**WHAT TO DO:**
Output the full listing below exactly, without the pictures.
/---
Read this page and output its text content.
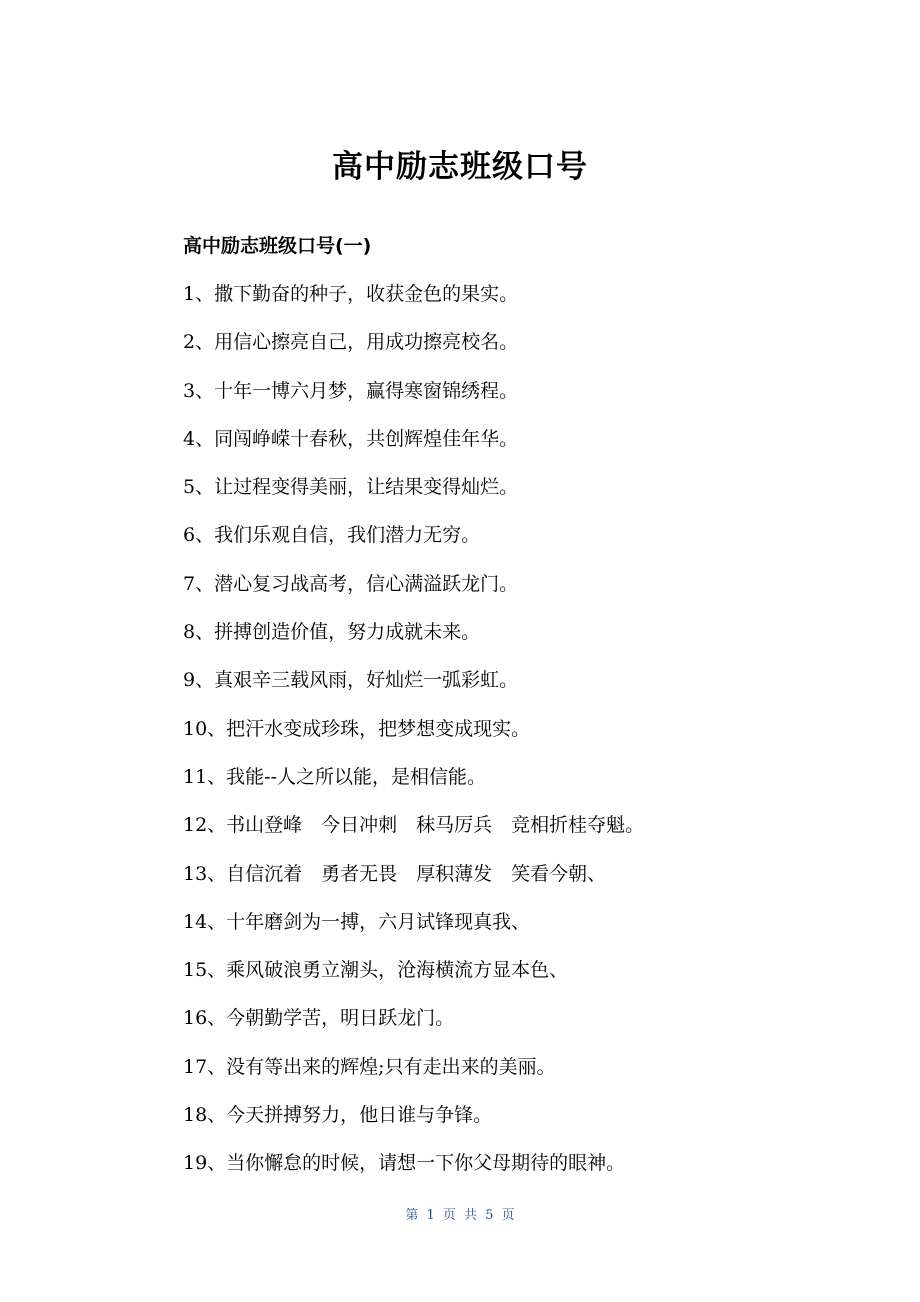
高中励志班级口号
高中励志班级口号(一)
1、撒下勤奋的种子，收获金色的果实。
2、用信心擦亮自己，用成功擦亮校名。
3、十年一博六月梦，赢得寒窗锦绣程。
4、同闯峥嵘十春秋，共创辉煌佳年华。
5、让过程变得美丽，让结果变得灿烂。
6、我们乐观自信，我们潜力无穷。
7、潜心复习战高考，信心满溢跃龙门。
8、拼搏创造价值，努力成就未来。
9、真艰辛三载风雨，好灿烂一弧彩虹。
10、把汗水变成珍珠，把梦想变成现实。
11、我能--人之所以能，是相信能。
12、书山登峰　今日冲刺　秣马厉兵　竞相折桂夺魁。
13、自信沉着　勇者无畏　厚积薄发　笑看今朝、
14、十年磨剑为一搏，六月试锋现真我、
15、乘风破浪勇立潮头，沧海横流方显本色、
16、今朝勤学苦，明日跃龙门。
17、没有等出来的辉煌;只有走出来的美丽。
18、今天拼搏努力，他日谁与争锋。
19、当你懈怠的时候，请想一下你父母期待的眼神。
第 1 页 共 5 页
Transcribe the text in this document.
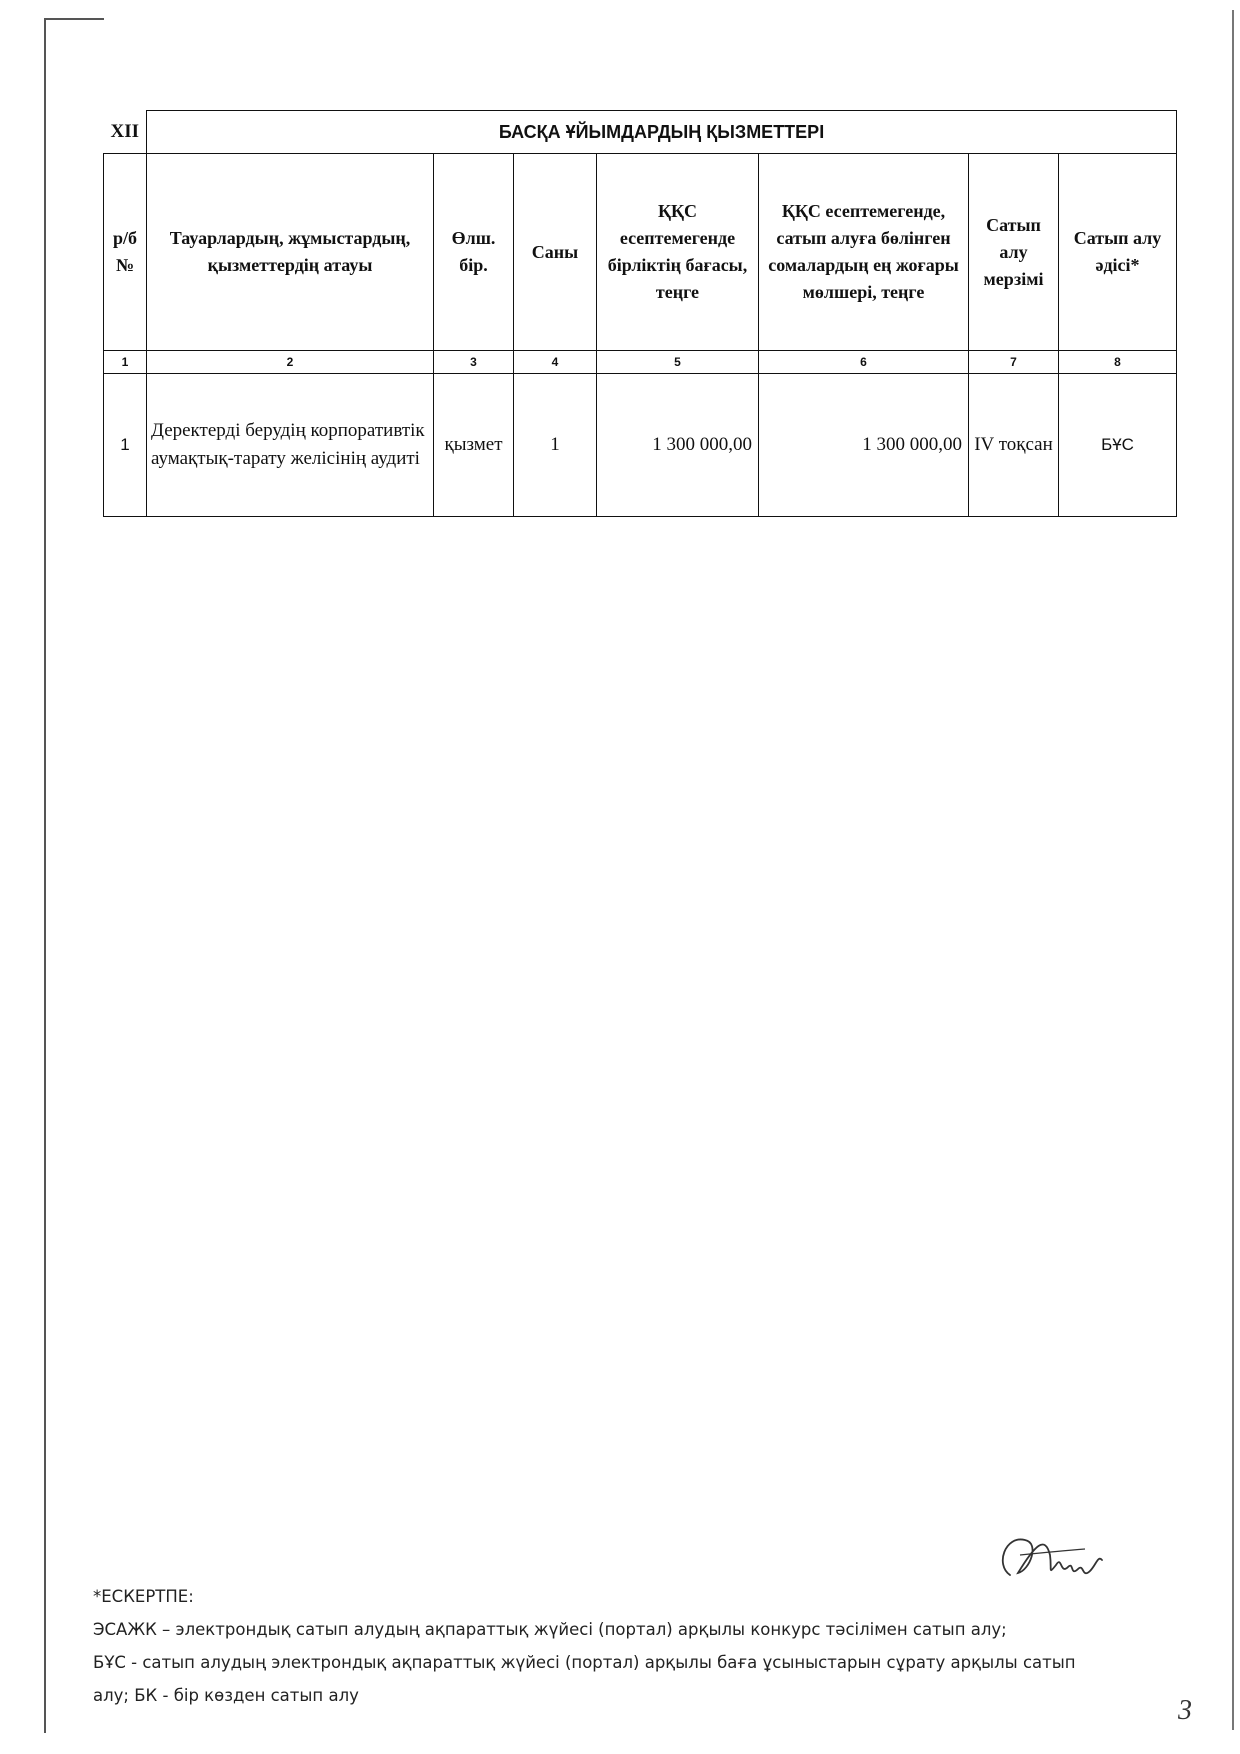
XII	БАСҚА ҰЙЫМДАРДЫҢ ҚЫЗМЕТТЕРІ						
р/б №	Тауарлардың, жұмыстардың, қызметтердің атауы	Өлш. бір.	Саны	ҚҚС есептемегенде бірліктің бағасы, теңге	ҚҚС есептемегенде, сатып алуға бөлінген сомалардың ең жоғары мөлшері, теңге	Сатып алу мерзімі	Сатып алу әдісі*
1	2	3	4	5	6	7	8
1	Деректерді берудің корпоративтік аумақтық-тарату желісінің аудиті	қызмет	1	1 300 000,00	1 300 000,00	IV тоқсан	БҰС
*ЕСКЕРТПЕ:
ЭСАЖК – электрондық сатып алудың ақпараттық жүйесі (портал) арқылы конкурс тәсілімен сатып алу;
БҰС - сатып алудың электрондық ақпараттық жүйесі (портал) арқылы баға ұсыныстарын сұрату арқылы сатып
алу; БК - бір көзден сатып алу	3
\---
**FINAL RESULT:**
Read this page and output its text content.
高中励志班级口号
高中励志班级口号(一)
1、撒下勤奋的种子，收获金色的果实。
2、用信心擦亮自己，用成功擦亮校名。
3、十年一博六月梦，赢得寒窗锦绣程。
4、同闯峥嵘十春秋，共创辉煌佳年华。
5、让过程变得美丽，让结果变得灿烂。
6、我们乐观自信，我们潜力无穷。
7、潜心复习战高考，信心满溢跃龙门。
8、拼搏创造价值，努力成就未来。
9、真艰辛三载风雨，好灿烂一弧彩虹。
10、把汗水变成珍珠，把梦想变成现实。
11、我能--人之所以能，是相信能。
12、书山登峰　今日冲刺　秣马厉兵　竞相折桂夺魁。
13、自信沉着　勇者无畏　厚积薄发　笑看今朝、
14、十年磨剑为一搏，六月试锋现真我、
15、乘风破浪勇立潮头，沧海横流方显本色、
16、今朝勤学苦，明日跃龙门。
17、没有等出来的辉煌;只有走出来的美丽。
18、今天拼搏努力，他日谁与争锋。
19、当你懈怠的时候，请想一下你父母期待的眼神。
第 1 页 共 5 页
Transcribe the text in this document.
XII	БАСҚА ҰЙЫМДАРДЫҢ ҚЫЗМЕТТЕРІ						
р/б №	Тауарлардың, жұмыстардың, қызметтердің атауы	Өлш. бір.	Саны	ҚҚС есептемегенде бірліктің бағасы, теңге	ҚҚС есептемегенде, сатып алуға бөлінген сомалардың ең жоғары мөлшері, теңге	Сатып алу мерзімі	Сатып алу әдісі*
1	2	3	4	5	6	7	8
1	Деректерді берудің корпоративтік аумақтық-тарату желісінің аудиті	қызмет	1	1 300 000,00	1 300 000,00	IV тоқсан	БҰС
*ЕСКЕРТПЕ:
ЭСАЖК – электрондық сатып алудың ақпараттық жүйесі (портал) арқылы конкурс тәсілімен сатып алу;
БҰС - сатып алудың электрондық ақпараттық жүйесі (портал) арқылы баға ұсыныстарын сұрату арқылы сатып
алу; БК - бір көзден сатып алу	3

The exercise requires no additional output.